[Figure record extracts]

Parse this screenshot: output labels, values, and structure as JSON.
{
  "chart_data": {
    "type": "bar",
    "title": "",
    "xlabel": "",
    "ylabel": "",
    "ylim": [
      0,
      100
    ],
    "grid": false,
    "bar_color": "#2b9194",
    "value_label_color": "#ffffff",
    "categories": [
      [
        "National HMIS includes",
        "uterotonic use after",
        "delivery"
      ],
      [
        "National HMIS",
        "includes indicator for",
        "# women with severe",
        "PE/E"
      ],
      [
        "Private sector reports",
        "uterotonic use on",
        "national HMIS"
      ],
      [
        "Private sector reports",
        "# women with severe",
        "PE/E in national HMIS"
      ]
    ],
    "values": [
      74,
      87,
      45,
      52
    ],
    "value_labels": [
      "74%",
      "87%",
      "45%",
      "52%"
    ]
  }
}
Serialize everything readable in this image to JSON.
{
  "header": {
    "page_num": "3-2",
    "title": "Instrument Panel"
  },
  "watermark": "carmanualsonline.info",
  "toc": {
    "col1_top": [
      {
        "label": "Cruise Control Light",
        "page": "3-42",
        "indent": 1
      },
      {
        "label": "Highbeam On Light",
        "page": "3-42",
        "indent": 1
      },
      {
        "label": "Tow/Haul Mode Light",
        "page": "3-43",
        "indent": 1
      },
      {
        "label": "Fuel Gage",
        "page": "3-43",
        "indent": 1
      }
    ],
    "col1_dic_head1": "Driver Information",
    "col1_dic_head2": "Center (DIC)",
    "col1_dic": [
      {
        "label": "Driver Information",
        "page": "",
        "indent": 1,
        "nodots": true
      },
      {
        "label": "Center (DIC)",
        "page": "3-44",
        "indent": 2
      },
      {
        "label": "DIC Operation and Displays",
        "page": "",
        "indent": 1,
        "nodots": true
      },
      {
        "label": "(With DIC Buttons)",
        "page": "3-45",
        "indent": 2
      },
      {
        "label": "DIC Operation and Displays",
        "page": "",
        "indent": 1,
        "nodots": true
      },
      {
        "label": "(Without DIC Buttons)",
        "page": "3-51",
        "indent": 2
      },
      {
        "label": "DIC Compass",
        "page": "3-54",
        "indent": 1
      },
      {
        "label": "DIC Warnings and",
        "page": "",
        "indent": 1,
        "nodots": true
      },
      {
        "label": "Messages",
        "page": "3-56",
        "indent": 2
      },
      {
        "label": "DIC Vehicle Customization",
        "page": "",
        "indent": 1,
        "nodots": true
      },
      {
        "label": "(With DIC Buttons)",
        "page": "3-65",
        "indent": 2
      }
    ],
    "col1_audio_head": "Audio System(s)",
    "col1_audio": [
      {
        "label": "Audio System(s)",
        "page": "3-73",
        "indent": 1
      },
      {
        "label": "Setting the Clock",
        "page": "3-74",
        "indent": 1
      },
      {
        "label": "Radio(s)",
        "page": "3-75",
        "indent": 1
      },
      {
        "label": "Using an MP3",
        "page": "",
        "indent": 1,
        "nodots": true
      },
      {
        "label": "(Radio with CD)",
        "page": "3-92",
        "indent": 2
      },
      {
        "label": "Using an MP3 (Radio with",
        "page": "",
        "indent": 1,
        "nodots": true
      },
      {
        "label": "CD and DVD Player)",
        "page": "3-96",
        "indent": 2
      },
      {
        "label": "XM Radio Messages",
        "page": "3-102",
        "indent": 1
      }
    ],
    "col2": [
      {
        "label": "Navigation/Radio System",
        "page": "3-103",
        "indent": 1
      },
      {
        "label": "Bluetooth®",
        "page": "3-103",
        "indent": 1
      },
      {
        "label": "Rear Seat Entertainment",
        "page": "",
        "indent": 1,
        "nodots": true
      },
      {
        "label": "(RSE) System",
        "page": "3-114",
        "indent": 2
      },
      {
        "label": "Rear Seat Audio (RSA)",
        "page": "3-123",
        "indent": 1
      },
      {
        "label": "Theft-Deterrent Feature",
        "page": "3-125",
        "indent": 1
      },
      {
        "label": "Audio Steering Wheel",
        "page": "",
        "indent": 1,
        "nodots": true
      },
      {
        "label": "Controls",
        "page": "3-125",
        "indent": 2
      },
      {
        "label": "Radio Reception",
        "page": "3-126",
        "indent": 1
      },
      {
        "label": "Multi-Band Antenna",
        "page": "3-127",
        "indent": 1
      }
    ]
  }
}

» WHAT YOU ARE ASKED TO DO
Write every entry out again exactly.

» EXERCISE ANSWER
Parse this screenshot: output labels, values, and structure as JSON.
{
  "chart_data": {
    "type": "bar",
    "title": "",
    "xlabel": "",
    "ylabel": "",
    "ylim": [
      0,
      100
    ],
    "grid": false,
    "bar_color": "#2b9194",
    "value_label_color": "#ffffff",
    "categories": [
      [
        "National HMIS includes",
        "uterotonic use after",
        "delivery"
      ],
      [
        "National HMIS",
        "includes indicator for",
        "# women with severe",
        "PE/E"
      ],
      [
        "Private sector reports",
        "uterotonic use on",
        "national HMIS"
      ],
      [
        "Private sector reports",
        "# women with severe",
        "PE/E in national HMIS"
      ]
    ],
    "values": [
      74,
      87,
      45,
      52
    ],
    "value_labels": [
      "74%",
      "87%",
      "45%",
      "52%"
    ]
  }
}
Serialize everything readable in this image to JSON.
{
  "header": {
    "page_num": "3-2",
    "title": "Instrument Panel"
  },
  "watermark": "carmanualsonline.info",
  "toc": {
    "col1_top": [
      {
        "label": "Cruise Control Light",
        "page": "3-42",
        "indent": 1
      },
      {
        "label": "Highbeam On Light",
        "page": "3-42",
        "indent": 1
      },
      {
        "label": "Tow/Haul Mode Light",
        "page": "3-43",
        "indent": 1
      },
      {
        "label": "Fuel Gage",
        "page": "3-43",
        "indent": 1
      }
    ],
    "col1_dic_head1": "Driver Information",
    "col1_dic_head2": "Center (DIC)",
    "col1_dic": [
      {
        "label": "Driver Information",
        "page": "",
        "indent": 1,
        "nodots": true
      },
      {
        "label": "Center (DIC)",
        "page": "3-44",
        "indent": 2
      },
      {
        "label": "DIC Operation and Displays",
        "page": "",
        "indent": 1,
        "nodots": true
      },
      {
        "label": "(With DIC Buttons)",
        "page": "3-45",
        "indent": 2
      },
      {
        "label": "DIC Operation and Displays",
        "page": "",
        "indent": 1,
        "nodots": true
      },
      {
        "label": "(Without DIC Buttons)",
        "page": "3-51",
        "indent": 2
      },
      {
        "label": "DIC Compass",
        "page": "3-54",
        "indent": 1
      },
      {
        "label": "DIC Warnings and",
        "page": "",
        "indent": 1,
        "nodots": true
      },
      {
        "label": "Messages",
        "page": "3-56",
        "indent": 2
      },
      {
        "label": "DIC Vehicle Customization",
        "page": "",
        "indent": 1,
        "nodots": true
      },
      {
        "label": "(With DIC Buttons)",
        "page": "3-65",
        "indent": 2
      }
    ],
    "col1_audio_head": "Audio System(s)",
    "col1_audio": [
      {
        "label": "Audio System(s)",
        "page": "3-73",
        "indent": 1
      },
      {
        "label": "Setting the Clock",
        "page": "3-74",
        "indent": 1
      },
      {
        "label": "Radio(s)",
        "page": "3-75",
        "indent": 1
      },
      {
        "label": "Using an MP3",
        "page": "",
        "indent": 1,
        "nodots": true
      },
      {
        "label": "(Radio with CD)",
        "page": "3-92",
        "indent": 2
      },
      {
        "label": "Using an MP3 (Radio with",
        "page": "",
        "indent": 1,
        "nodots": true
      },
      {
        "label": "CD and DVD Player)",
        "page": "3-96",
        "indent": 2
      },
      {
        "label": "XM Radio Messages",
        "page": "3-102",
        "indent": 1
      }
    ],
    "col2": [
      {
        "label": "Navigation/Radio System",
        "page": "3-103",
        "indent": 1
      },
      {
        "label": "Bluetooth®",
        "page": "3-103",
        "indent": 1
      },
      {
        "label": "Rear Seat Entertainment",
        "page": "",
        "indent": 1,
        "nodots": true
      },
      {
        "label": "(RSE) System",
        "page": "3-114",
        "indent": 2
      },
      {
        "label": "Rear Seat Audio (RSA)",
        "page": "3-123",
        "indent": 1
      },
      {
        "label": "Theft-Deterrent Feature",
        "page": "3-125",
        "indent": 1
      },
      {
        "label": "Audio Steering Wheel",
        "page": "",
        "indent": 1,
        "nodots": true
      },
      {
        "label": "Controls",
        "page": "3-125",
        "indent": 2
      },
      {
        "label": "Radio Reception",
        "page": "3-126",
        "indent": 1
      },
      {
        "label": "Multi-Band Antenna",
        "page": "3-127",
        "indent": 1
      }
    ]
  }
}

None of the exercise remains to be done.